◆ EXERCISE TASK
Each line of the material below should be reproduced exactly.

◆ THE INPUT
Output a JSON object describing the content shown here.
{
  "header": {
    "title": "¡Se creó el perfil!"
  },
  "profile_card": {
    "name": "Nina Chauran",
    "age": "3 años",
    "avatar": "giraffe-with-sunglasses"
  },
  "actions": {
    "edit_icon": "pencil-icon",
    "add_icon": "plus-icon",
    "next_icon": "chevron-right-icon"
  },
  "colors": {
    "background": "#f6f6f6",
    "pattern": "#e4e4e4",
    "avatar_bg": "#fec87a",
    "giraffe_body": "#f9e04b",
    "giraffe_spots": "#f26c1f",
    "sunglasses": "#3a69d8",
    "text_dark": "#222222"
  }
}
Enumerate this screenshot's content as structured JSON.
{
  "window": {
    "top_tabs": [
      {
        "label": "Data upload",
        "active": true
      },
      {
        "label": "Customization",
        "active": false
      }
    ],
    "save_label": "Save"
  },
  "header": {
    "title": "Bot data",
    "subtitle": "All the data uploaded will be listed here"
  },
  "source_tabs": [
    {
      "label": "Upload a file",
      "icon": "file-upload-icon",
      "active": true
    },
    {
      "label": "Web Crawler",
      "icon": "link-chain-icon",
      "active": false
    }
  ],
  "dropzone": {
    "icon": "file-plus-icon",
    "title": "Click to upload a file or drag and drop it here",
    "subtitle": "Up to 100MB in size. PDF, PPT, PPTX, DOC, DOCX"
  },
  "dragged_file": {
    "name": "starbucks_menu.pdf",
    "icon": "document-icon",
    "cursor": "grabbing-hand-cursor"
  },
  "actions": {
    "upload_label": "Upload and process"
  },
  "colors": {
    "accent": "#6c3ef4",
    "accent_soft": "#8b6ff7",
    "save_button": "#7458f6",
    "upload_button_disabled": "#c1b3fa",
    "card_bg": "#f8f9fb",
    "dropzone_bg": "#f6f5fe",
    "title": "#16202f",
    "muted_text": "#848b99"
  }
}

◆ WRITTEN RESPONSE
Output a JSON object describing the content shown here.
{
  "header": {
    "title": "¡Se creó el perfil!"
  },
  "profile_card": {
    "name": "Nina Chauran",
    "age": "3 años",
    "avatar": "giraffe-with-sunglasses"
  },
  "actions": {
    "edit_icon": "pencil-icon",
    "add_icon": "plus-icon",
    "next_icon": "chevron-right-icon"
  },
  "colors": {
    "background": "#f6f6f6",
    "pattern": "#e4e4e4",
    "avatar_bg": "#fec87a",
    "giraffe_body": "#f9e04b",
    "giraffe_spots": "#f26c1f",
    "sunglasses": "#3a69d8",
    "text_dark": "#222222"
  }
}
Enumerate this screenshot's content as structured JSON.
{
  "window": {
    "top_tabs": [
      {
        "label": "Data upload",
        "active": true
      },
      {
        "label": "Customization",
        "active": false
      }
    ],
    "save_label": "Save"
  },
  "header": {
    "title": "Bot data",
    "subtitle": "All the data uploaded will be listed here"
  },
  "source_tabs": [
    {
      "label": "Upload a file",
      "icon": "file-upload-icon",
      "active": true
    },
    {
      "label": "Web Crawler",
      "icon": "link-chain-icon",
      "active": false
    }
  ],
  "dropzone": {
    "icon": "file-plus-icon",
    "title": "Click to upload a file or drag and drop it here",
    "subtitle": "Up to 100MB in size. PDF, PPT, PPTX, DOC, DOCX"
  },
  "dragged_file": {
    "name": "starbucks_menu.pdf",
    "icon": "document-icon",
    "cursor": "grabbing-hand-cursor"
  },
  "actions": {
    "upload_label": "Upload and process"
  },
  "colors": {
    "accent": "#6c3ef4",
    "accent_soft": "#8b6ff7",
    "save_button": "#7458f6",
    "upload_button_disabled": "#c1b3fa",
    "card_bg": "#f8f9fb",
    "dropzone_bg": "#f6f5fe",
    "title": "#16202f",
    "muted_text": "#848b99"
  }
}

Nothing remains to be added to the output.